--- START OF Information given ---
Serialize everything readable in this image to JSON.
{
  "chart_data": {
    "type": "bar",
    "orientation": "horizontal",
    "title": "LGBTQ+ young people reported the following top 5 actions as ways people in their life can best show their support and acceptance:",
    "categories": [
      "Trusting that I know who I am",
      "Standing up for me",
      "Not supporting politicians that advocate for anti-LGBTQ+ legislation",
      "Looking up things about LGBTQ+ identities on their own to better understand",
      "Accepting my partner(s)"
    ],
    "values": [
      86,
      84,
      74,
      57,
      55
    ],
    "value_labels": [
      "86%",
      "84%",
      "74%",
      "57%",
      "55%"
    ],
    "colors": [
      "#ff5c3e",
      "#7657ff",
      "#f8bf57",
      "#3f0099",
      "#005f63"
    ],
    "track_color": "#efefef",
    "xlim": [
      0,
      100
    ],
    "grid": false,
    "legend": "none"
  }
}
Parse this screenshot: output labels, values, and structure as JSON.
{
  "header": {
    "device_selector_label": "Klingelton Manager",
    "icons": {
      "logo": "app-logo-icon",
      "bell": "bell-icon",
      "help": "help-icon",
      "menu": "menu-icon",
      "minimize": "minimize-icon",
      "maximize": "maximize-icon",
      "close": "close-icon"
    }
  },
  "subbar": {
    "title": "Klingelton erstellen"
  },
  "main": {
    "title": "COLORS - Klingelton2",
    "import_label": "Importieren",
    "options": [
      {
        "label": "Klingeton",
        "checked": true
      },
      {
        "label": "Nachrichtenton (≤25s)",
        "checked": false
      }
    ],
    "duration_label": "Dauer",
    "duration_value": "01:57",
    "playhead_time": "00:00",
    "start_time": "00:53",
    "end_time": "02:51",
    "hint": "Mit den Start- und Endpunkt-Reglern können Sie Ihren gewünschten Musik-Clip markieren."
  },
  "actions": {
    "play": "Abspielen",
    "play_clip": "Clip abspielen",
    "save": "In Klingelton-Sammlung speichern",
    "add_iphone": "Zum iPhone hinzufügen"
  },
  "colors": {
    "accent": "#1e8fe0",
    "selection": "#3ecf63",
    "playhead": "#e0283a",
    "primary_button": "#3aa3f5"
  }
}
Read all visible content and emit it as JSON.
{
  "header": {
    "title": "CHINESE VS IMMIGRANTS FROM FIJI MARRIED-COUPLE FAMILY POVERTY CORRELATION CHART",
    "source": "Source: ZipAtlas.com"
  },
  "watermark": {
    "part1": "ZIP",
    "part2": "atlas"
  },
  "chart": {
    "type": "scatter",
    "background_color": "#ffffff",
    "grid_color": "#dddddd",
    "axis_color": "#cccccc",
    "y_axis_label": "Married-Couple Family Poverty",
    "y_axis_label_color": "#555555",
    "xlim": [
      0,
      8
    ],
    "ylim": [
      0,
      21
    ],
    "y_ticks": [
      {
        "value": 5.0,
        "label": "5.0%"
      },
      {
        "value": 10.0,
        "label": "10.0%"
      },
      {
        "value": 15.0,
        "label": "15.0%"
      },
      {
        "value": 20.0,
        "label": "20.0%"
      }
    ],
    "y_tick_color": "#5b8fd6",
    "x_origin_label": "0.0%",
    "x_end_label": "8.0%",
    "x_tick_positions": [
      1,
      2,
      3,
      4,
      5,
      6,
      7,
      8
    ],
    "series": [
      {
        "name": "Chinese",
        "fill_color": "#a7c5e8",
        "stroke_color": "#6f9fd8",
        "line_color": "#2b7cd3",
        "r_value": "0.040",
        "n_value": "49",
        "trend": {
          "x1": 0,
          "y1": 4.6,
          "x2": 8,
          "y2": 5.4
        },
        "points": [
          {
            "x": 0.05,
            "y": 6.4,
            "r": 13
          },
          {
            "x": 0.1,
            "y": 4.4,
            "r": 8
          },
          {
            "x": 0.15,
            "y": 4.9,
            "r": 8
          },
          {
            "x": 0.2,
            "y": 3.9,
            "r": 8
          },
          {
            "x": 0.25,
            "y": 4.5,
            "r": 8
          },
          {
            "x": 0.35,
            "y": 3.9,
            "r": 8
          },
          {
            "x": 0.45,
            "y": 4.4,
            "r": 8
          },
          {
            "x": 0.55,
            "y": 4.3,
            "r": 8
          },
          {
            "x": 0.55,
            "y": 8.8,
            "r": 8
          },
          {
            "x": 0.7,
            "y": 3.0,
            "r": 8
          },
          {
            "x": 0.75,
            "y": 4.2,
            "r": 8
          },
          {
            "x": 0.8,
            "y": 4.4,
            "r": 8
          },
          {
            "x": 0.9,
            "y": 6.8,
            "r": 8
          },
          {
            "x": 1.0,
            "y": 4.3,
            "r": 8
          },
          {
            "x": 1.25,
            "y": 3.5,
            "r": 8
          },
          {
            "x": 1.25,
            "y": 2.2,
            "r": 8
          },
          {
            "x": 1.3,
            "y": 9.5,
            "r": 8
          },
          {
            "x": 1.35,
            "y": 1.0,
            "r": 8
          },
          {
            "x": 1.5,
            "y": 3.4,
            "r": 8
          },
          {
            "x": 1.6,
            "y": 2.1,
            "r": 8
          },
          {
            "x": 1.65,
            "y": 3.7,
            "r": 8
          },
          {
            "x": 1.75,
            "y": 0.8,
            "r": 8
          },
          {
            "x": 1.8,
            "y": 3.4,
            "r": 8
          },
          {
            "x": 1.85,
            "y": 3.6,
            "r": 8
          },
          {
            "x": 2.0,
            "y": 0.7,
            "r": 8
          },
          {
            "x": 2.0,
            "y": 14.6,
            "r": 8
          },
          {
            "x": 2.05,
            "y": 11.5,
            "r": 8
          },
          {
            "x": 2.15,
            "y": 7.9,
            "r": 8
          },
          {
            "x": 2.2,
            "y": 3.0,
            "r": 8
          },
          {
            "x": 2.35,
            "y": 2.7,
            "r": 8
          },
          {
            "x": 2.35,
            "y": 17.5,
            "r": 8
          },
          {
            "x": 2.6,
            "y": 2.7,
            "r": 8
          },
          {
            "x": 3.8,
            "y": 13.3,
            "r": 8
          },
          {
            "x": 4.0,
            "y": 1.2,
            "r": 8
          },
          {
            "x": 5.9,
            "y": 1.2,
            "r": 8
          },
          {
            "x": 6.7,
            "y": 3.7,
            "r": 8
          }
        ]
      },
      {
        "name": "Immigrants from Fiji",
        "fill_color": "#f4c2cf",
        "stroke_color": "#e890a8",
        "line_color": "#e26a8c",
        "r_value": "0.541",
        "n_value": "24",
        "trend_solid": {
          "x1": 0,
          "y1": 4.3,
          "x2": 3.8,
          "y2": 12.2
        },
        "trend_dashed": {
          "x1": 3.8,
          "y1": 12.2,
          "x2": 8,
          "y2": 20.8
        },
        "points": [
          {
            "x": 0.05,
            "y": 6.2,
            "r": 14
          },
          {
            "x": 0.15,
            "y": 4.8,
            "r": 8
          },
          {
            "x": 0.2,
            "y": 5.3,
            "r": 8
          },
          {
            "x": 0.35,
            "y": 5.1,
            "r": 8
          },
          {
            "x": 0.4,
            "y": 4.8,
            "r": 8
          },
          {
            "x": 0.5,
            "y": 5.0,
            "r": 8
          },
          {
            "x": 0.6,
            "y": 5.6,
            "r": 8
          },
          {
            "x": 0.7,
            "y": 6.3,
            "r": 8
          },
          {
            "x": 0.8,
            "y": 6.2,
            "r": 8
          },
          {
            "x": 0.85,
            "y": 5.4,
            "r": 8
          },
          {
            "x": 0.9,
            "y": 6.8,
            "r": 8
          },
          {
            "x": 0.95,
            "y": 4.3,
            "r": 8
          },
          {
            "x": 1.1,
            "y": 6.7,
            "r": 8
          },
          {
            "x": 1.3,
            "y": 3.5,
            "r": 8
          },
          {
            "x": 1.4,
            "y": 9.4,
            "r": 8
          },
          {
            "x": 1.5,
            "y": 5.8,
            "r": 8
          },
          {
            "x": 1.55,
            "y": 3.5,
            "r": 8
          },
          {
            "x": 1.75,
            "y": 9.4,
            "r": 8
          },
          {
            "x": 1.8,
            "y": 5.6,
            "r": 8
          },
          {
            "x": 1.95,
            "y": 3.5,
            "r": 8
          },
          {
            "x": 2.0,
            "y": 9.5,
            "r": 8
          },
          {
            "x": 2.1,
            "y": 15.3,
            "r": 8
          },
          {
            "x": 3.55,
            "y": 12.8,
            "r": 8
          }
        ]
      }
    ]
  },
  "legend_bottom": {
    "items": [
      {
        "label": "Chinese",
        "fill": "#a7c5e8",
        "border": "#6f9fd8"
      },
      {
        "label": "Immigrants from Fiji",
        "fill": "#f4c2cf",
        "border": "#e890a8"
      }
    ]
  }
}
--- END OF Information given ---
From the entries above, copy out every line where the string "their" appears.

    "title": "LGBTQ+ young people reported the following top 5 actions as ways people in their life can best show their support and acceptance:",
      "Looking up things about LGBTQ+ identities on their own to better understand",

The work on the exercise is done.